* _Directions for this task_:
Using the material below, copy every line where "customers" appears.

* _Information supplied_:
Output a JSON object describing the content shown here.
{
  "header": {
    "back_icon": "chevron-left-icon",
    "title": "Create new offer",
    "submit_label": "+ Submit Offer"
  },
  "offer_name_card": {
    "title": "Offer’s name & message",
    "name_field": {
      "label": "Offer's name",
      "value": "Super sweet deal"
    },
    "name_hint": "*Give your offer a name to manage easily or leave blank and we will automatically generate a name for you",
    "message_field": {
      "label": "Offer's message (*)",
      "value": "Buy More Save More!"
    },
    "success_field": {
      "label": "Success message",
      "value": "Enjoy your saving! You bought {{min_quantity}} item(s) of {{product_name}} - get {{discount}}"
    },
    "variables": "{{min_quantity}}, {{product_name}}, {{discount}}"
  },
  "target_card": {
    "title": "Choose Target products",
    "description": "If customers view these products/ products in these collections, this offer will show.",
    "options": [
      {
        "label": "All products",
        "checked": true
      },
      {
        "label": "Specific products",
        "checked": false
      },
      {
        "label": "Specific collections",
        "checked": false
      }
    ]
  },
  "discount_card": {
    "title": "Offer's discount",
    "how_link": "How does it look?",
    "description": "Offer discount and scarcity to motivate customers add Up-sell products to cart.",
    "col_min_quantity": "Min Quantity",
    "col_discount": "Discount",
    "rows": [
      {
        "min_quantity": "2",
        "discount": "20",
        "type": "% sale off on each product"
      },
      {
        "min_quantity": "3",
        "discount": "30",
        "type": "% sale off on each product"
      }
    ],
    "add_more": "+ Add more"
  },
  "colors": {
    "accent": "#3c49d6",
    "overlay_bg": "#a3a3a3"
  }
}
--
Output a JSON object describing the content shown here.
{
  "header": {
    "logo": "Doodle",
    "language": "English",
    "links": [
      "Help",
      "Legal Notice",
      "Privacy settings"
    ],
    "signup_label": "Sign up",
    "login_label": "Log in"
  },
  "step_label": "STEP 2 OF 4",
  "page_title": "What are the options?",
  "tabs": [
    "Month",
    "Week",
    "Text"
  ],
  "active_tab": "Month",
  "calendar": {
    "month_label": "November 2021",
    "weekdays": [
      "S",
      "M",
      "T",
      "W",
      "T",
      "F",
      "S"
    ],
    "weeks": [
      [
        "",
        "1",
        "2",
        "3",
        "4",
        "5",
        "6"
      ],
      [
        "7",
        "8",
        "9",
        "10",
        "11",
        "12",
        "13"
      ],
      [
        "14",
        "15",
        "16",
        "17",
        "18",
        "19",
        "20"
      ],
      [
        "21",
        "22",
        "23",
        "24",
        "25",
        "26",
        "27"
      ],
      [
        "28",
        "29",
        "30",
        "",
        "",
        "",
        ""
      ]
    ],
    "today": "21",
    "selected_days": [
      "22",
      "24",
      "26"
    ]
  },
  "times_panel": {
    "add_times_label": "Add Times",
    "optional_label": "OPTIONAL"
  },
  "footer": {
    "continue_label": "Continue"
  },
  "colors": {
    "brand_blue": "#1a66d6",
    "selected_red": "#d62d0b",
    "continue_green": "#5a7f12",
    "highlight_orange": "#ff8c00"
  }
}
...
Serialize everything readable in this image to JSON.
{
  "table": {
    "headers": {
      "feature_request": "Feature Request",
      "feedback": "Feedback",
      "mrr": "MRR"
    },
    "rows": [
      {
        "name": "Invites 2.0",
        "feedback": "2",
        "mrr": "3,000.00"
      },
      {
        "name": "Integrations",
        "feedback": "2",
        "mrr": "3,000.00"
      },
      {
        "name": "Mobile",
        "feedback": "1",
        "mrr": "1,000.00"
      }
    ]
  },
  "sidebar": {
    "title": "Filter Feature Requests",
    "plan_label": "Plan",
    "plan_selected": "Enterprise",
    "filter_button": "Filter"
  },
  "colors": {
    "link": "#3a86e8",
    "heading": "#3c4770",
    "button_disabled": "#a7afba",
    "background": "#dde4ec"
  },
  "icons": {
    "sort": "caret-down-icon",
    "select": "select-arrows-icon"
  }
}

* _Reply to the task_:
    "description": "If customers view these products/ products in these collections, this offer will show.",
    "description": "Offer discount and scarcity to motivate customers add Up-sell products to cart.",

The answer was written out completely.